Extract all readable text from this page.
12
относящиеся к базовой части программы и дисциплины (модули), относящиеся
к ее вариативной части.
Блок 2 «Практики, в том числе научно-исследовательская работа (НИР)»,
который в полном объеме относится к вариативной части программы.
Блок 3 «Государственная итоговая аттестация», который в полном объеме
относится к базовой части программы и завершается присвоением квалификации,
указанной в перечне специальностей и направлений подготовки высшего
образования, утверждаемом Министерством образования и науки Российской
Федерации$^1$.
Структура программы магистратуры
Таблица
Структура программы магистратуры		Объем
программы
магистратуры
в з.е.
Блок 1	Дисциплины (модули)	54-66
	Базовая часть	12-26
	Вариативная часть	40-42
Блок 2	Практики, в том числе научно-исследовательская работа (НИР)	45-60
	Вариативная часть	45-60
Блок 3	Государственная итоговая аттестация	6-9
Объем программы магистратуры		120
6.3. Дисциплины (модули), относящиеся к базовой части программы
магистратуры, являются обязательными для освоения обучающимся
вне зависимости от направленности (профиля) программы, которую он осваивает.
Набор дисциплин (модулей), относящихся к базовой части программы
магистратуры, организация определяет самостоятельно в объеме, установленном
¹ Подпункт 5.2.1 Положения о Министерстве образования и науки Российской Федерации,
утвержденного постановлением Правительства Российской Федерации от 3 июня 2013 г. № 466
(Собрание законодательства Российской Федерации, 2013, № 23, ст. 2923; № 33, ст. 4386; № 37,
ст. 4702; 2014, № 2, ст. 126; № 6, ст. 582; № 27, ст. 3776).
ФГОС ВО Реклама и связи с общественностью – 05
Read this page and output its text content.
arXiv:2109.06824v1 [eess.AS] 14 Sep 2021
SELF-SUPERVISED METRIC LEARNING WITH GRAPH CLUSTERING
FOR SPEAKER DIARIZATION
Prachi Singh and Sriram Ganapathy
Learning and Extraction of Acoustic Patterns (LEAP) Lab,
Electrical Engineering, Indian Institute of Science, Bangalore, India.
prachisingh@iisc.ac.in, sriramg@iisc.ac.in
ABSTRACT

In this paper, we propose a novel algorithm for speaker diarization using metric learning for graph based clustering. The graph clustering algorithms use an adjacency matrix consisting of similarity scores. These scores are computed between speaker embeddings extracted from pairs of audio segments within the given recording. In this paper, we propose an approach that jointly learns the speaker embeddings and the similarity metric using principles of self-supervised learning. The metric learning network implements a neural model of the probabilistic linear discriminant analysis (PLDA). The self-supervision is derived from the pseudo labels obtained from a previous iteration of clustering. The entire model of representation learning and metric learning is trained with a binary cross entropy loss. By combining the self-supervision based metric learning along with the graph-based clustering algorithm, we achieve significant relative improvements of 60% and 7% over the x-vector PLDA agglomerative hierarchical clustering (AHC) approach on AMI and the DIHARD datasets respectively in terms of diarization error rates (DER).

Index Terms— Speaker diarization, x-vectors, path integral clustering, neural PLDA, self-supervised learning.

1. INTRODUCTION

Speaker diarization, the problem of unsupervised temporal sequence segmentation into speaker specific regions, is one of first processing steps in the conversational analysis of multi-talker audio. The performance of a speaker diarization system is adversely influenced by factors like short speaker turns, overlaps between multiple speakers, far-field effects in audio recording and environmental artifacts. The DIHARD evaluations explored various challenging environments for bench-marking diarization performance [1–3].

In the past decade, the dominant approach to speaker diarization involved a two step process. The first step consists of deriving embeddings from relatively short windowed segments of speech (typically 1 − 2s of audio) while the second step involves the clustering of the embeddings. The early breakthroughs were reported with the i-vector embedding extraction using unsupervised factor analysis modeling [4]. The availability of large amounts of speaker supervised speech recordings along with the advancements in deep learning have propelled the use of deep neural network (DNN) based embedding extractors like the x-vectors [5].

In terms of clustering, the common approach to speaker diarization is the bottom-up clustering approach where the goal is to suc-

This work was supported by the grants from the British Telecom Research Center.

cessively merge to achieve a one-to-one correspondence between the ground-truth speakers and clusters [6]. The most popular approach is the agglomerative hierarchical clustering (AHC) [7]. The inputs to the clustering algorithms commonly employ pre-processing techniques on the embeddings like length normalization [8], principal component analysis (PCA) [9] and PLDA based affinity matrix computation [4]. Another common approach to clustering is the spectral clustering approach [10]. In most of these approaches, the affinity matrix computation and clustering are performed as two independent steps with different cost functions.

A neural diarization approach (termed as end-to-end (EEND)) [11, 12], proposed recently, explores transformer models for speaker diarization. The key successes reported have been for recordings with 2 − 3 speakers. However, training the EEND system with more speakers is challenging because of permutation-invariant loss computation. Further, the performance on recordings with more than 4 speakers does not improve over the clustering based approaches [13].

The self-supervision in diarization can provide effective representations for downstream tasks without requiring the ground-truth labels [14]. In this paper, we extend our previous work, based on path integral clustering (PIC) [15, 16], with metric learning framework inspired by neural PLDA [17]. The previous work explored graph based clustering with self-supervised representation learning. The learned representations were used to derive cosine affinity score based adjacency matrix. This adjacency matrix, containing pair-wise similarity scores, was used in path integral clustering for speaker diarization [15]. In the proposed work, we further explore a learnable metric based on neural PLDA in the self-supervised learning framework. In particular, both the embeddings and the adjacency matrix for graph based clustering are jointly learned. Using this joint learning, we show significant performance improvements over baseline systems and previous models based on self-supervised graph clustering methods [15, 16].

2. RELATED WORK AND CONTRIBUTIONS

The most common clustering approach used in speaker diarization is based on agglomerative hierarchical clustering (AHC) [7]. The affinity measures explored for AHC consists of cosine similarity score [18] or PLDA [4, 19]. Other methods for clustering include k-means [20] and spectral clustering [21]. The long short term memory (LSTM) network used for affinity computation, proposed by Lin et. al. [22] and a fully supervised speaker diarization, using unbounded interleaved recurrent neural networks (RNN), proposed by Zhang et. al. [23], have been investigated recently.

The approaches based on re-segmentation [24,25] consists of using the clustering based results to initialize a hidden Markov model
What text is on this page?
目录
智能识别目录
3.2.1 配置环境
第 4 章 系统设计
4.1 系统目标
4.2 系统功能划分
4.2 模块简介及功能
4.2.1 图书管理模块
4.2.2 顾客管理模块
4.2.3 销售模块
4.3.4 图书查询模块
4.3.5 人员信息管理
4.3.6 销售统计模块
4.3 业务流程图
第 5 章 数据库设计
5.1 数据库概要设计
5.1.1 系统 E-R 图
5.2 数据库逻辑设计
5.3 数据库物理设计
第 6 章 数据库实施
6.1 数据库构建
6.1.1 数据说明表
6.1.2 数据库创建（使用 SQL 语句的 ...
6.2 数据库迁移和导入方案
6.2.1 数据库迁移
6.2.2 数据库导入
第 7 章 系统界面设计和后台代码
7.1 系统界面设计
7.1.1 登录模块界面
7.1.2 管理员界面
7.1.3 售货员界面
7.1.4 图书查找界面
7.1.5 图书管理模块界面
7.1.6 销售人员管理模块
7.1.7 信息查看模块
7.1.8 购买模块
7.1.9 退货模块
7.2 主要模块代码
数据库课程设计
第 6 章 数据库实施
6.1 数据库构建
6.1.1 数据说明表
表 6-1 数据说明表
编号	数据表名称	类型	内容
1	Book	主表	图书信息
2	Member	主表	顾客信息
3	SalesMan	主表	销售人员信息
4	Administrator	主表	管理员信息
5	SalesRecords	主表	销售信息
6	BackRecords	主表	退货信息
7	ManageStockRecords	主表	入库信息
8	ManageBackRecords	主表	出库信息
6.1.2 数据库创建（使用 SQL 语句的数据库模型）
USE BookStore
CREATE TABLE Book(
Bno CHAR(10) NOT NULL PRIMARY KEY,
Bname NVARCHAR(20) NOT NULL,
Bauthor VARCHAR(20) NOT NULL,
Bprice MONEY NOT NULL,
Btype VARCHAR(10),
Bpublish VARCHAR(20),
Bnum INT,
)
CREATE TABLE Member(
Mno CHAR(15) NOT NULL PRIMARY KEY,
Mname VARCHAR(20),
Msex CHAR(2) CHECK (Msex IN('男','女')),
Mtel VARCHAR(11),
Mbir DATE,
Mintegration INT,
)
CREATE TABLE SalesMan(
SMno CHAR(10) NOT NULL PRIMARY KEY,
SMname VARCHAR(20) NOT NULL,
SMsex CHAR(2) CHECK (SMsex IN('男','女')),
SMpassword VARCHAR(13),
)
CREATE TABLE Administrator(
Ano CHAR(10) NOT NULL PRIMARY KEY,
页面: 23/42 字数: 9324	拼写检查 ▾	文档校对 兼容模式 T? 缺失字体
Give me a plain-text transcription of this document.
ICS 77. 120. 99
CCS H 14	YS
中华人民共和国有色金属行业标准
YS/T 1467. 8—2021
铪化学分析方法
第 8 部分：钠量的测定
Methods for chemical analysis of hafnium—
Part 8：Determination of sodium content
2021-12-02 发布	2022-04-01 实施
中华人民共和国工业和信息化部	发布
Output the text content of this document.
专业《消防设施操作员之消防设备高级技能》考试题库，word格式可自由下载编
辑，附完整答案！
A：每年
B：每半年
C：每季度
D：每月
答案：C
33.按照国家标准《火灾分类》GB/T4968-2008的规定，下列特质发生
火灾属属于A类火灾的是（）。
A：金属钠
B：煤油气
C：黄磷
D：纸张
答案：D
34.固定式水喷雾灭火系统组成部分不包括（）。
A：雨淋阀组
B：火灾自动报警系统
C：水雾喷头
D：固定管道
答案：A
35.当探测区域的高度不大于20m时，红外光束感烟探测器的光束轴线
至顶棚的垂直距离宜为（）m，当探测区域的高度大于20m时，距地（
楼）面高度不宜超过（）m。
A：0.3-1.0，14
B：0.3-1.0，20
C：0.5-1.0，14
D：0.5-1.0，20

══════════

◆ **Task instructions**
From the entries above, list each line with "работа" in it.

◆ **Answer for this exercise**
Блок 2 «Практики, в том числе научно-исследовательская работа (НИР)»,
Блок 2	Практики, в том числе научно-исследовательская работа (НИР)	45-60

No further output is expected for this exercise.